■ WHAT TO WORK ON:
Render every entry exactly as it appears.

═══ RECORDS TO USE ═══

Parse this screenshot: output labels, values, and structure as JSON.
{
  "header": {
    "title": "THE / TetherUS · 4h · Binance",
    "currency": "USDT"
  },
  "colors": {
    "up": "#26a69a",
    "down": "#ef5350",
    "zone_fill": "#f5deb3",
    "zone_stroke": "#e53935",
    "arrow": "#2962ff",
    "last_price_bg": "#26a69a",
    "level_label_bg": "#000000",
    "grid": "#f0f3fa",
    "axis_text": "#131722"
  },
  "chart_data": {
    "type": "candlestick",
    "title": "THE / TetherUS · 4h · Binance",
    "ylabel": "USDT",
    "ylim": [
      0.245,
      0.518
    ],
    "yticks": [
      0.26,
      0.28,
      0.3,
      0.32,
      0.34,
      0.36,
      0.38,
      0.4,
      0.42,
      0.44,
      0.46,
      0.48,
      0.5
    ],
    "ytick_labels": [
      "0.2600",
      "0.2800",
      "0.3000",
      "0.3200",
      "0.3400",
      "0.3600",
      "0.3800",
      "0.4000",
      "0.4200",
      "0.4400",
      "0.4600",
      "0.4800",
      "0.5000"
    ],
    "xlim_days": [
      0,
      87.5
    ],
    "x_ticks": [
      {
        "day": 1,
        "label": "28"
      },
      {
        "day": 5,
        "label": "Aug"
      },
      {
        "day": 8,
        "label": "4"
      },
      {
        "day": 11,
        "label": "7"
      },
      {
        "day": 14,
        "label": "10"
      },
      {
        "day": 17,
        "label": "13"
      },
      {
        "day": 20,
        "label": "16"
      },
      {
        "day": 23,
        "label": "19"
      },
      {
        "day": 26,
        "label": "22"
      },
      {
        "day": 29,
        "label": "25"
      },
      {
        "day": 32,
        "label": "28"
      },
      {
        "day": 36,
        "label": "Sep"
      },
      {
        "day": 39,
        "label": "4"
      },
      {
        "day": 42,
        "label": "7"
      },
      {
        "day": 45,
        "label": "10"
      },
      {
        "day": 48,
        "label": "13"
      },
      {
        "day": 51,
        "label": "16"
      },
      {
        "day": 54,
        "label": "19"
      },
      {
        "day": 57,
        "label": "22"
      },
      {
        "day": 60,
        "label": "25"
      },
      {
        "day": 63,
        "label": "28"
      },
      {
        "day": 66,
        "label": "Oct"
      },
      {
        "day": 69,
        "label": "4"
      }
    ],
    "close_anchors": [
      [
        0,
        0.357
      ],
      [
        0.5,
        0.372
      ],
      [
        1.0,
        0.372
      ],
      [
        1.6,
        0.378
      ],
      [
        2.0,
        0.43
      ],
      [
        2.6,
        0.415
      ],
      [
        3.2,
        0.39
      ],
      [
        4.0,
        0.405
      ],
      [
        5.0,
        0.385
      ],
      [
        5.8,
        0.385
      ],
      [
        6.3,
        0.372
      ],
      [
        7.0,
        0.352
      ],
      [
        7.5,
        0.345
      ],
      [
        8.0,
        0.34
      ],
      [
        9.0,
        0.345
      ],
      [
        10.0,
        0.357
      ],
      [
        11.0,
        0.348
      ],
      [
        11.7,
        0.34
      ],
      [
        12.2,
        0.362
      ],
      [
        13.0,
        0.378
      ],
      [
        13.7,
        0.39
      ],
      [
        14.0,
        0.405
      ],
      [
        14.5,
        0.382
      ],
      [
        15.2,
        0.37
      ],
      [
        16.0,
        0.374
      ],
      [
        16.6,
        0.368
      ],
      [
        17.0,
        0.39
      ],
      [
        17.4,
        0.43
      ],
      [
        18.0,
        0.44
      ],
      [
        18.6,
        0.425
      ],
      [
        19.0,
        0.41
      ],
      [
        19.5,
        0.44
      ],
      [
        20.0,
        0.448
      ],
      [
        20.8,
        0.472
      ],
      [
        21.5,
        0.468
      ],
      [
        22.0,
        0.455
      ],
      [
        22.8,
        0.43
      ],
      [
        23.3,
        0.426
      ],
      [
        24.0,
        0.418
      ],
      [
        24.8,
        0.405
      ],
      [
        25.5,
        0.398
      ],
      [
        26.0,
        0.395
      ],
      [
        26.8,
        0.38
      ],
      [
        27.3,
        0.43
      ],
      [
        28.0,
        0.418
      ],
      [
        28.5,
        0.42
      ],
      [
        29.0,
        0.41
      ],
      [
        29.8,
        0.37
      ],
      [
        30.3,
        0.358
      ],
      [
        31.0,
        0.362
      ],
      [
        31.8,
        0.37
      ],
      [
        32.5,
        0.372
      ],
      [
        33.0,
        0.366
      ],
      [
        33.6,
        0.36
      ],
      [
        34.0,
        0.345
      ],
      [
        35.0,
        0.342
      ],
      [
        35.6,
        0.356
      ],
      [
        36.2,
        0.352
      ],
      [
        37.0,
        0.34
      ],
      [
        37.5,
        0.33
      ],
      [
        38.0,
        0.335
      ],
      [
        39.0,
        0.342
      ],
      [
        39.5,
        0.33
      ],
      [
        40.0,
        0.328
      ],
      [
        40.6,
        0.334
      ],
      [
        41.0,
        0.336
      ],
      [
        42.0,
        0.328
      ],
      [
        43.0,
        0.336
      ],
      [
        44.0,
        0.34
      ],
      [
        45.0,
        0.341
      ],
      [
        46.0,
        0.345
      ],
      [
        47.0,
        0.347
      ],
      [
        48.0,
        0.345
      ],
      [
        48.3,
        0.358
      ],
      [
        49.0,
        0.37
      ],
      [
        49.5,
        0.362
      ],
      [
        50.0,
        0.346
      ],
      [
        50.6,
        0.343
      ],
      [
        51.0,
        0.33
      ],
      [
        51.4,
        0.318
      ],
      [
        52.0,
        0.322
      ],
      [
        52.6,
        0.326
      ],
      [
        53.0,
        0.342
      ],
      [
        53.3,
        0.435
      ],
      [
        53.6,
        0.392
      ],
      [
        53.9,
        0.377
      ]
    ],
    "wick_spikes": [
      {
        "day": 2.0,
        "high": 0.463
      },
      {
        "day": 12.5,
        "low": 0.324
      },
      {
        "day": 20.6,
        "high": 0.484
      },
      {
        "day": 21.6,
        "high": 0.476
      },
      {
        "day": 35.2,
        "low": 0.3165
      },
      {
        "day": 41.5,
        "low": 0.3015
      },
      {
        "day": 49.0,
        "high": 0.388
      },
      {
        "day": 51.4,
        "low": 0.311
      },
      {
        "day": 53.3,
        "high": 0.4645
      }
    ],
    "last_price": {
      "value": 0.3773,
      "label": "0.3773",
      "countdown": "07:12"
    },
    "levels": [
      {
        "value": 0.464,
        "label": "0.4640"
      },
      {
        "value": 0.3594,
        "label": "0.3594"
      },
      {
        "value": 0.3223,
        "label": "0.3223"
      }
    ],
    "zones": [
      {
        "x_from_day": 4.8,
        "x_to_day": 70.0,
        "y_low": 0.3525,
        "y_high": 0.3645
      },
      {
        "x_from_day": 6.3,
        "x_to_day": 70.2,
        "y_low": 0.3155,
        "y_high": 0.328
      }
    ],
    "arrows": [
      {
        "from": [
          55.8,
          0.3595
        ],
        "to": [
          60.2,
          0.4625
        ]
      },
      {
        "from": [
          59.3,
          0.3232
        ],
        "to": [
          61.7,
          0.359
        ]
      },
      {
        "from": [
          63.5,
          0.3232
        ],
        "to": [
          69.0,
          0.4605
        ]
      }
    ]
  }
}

═══

■ SOLVED PROBLEM:
Parse this screenshot: output labels, values, and structure as JSON.
{
  "header": {
    "title": "THE / TetherUS · 4h · Binance",
    "currency": "USDT"
  },
  "colors": {
    "up": "#26a69a",
    "down": "#ef5350",
    "zone_fill": "#f5deb3",
    "zone_stroke": "#e53935",
    "arrow": "#2962ff",
    "last_price_bg": "#26a69a",
    "level_label_bg": "#000000",
    "grid": "#f0f3fa",
    "axis_text": "#131722"
  },
  "chart_data": {
    "type": "candlestick",
    "title": "THE / TetherUS · 4h · Binance",
    "ylabel": "USDT",
    "ylim": [
      0.245,
      0.518
    ],
    "yticks": [
      0.26,
      0.28,
      0.3,
      0.32,
      0.34,
      0.36,
      0.38,
      0.4,
      0.42,
      0.44,
      0.46,
      0.48,
      0.5
    ],
    "ytick_labels": [
      "0.2600",
      "0.2800",
      "0.3000",
      "0.3200",
      "0.3400",
      "0.3600",
      "0.3800",
      "0.4000",
      "0.4200",
      "0.4400",
      "0.4600",
      "0.4800",
      "0.5000"
    ],
    "xlim_days": [
      0,
      87.5
    ],
    "x_ticks": [
      {
        "day": 1,
        "label": "28"
      },
      {
        "day": 5,
        "label": "Aug"
      },
      {
        "day": 8,
        "label": "4"
      },
      {
        "day": 11,
        "label": "7"
      },
      {
        "day": 14,
        "label": "10"
      },
      {
        "day": 17,
        "label": "13"
      },
      {
        "day": 20,
        "label": "16"
      },
      {
        "day": 23,
        "label": "19"
      },
      {
        "day": 26,
        "label": "22"
      },
      {
        "day": 29,
        "label": "25"
      },
      {
        "day": 32,
        "label": "28"
      },
      {
        "day": 36,
        "label": "Sep"
      },
      {
        "day": 39,
        "label": "4"
      },
      {
        "day": 42,
        "label": "7"
      },
      {
        "day": 45,
        "label": "10"
      },
      {
        "day": 48,
        "label": "13"
      },
      {
        "day": 51,
        "label": "16"
      },
      {
        "day": 54,
        "label": "19"
      },
      {
        "day": 57,
        "label": "22"
      },
      {
        "day": 60,
        "label": "25"
      },
      {
        "day": 63,
        "label": "28"
      },
      {
        "day": 66,
        "label": "Oct"
      },
      {
        "day": 69,
        "label": "4"
      }
    ],
    "close_anchors": [
      [
        0,
        0.357
      ],
      [
        0.5,
        0.372
      ],
      [
        1.0,
        0.372
      ],
      [
        1.6,
        0.378
      ],
      [
        2.0,
        0.43
      ],
      [
        2.6,
        0.415
      ],
      [
        3.2,
        0.39
      ],
      [
        4.0,
        0.405
      ],
      [
        5.0,
        0.385
      ],
      [
        5.8,
        0.385
      ],
      [
        6.3,
        0.372
      ],
      [
        7.0,
        0.352
      ],
      [
        7.5,
        0.345
      ],
      [
        8.0,
        0.34
      ],
      [
        9.0,
        0.345
      ],
      [
        10.0,
        0.357
      ],
      [
        11.0,
        0.348
      ],
      [
        11.7,
        0.34
      ],
      [
        12.2,
        0.362
      ],
      [
        13.0,
        0.378
      ],
      [
        13.7,
        0.39
      ],
      [
        14.0,
        0.405
      ],
      [
        14.5,
        0.382
      ],
      [
        15.2,
        0.37
      ],
      [
        16.0,
        0.374
      ],
      [
        16.6,
        0.368
      ],
      [
        17.0,
        0.39
      ],
      [
        17.4,
        0.43
      ],
      [
        18.0,
        0.44
      ],
      [
        18.6,
        0.425
      ],
      [
        19.0,
        0.41
      ],
      [
        19.5,
        0.44
      ],
      [
        20.0,
        0.448
      ],
      [
        20.8,
        0.472
      ],
      [
        21.5,
        0.468
      ],
      [
        22.0,
        0.455
      ],
      [
        22.8,
        0.43
      ],
      [
        23.3,
        0.426
      ],
      [
        24.0,
        0.418
      ],
      [
        24.8,
        0.405
      ],
      [
        25.5,
        0.398
      ],
      [
        26.0,
        0.395
      ],
      [
        26.8,
        0.38
      ],
      [
        27.3,
        0.43
      ],
      [
        28.0,
        0.418
      ],
      [
        28.5,
        0.42
      ],
      [
        29.0,
        0.41
      ],
      [
        29.8,
        0.37
      ],
      [
        30.3,
        0.358
      ],
      [
        31.0,
        0.362
      ],
      [
        31.8,
        0.37
      ],
      [
        32.5,
        0.372
      ],
      [
        33.0,
        0.366
      ],
      [
        33.6,
        0.36
      ],
      [
        34.0,
        0.345
      ],
      [
        35.0,
        0.342
      ],
      [
        35.6,
        0.356
      ],
      [
        36.2,
        0.352
      ],
      [
        37.0,
        0.34
      ],
      [
        37.5,
        0.33
      ],
      [
        38.0,
        0.335
      ],
      [
        39.0,
        0.342
      ],
      [
        39.5,
        0.33
      ],
      [
        40.0,
        0.328
      ],
      [
        40.6,
        0.334
      ],
      [
        41.0,
        0.336
      ],
      [
        42.0,
        0.328
      ],
      [
        43.0,
        0.336
      ],
      [
        44.0,
        0.34
      ],
      [
        45.0,
        0.341
      ],
      [
        46.0,
        0.345
      ],
      [
        47.0,
        0.347
      ],
      [
        48.0,
        0.345
      ],
      [
        48.3,
        0.358
      ],
      [
        49.0,
        0.37
      ],
      [
        49.5,
        0.362
      ],
      [
        50.0,
        0.346
      ],
      [
        50.6,
        0.343
      ],
      [
        51.0,
        0.33
      ],
      [
        51.4,
        0.318
      ],
      [
        52.0,
        0.322
      ],
      [
        52.6,
        0.326
      ],
      [
        53.0,
        0.342
      ],
      [
        53.3,
        0.435
      ],
      [
        53.6,
        0.392
      ],
      [
        53.9,
        0.377
      ]
    ],
    "wick_spikes": [
      {
        "day": 2.0,
        "high": 0.463
      },
      {
        "day": 12.5,
        "low": 0.324
      },
      {
        "day": 20.6,
        "high": 0.484
      },
      {
        "day": 21.6,
        "high": 0.476
      },
      {
        "day": 35.2,
        "low": 0.3165
      },
      {
        "day": 41.5,
        "low": 0.3015
      },
      {
        "day": 49.0,
        "high": 0.388
      },
      {
        "day": 51.4,
        "low": 0.311
      },
      {
        "day": 53.3,
        "high": 0.4645
      }
    ],
    "last_price": {
      "value": 0.3773,
      "label": "0.3773",
      "countdown": "07:12"
    },
    "levels": [
      {
        "value": 0.464,
        "label": "0.4640"
      },
      {
        "value": 0.3594,
        "label": "0.3594"
      },
      {
        "value": 0.3223,
        "label": "0.3223"
      }
    ],
    "zones": [
      {
        "x_from_day": 4.8,
        "x_to_day": 70.0,
        "y_low": 0.3525,
        "y_high": 0.3645
      },
      {
        "x_from_day": 6.3,
        "x_to_day": 70.2,
        "y_low": 0.3155,
        "y_high": 0.328
      }
    ],
    "arrows": [
      {
        "from": [
          55.8,
          0.3595
        ],
        "to": [
          60.2,
          0.4625
        ]
      },
      {
        "from": [
          59.3,
          0.3232
        ],
        "to": [
          61.7,
          0.359
        ]
      },
      {
        "from": [
          63.5,
          0.3232
        ],
        "to": [
          69.0,
          0.4605
        ]
      }
    ]
  }
}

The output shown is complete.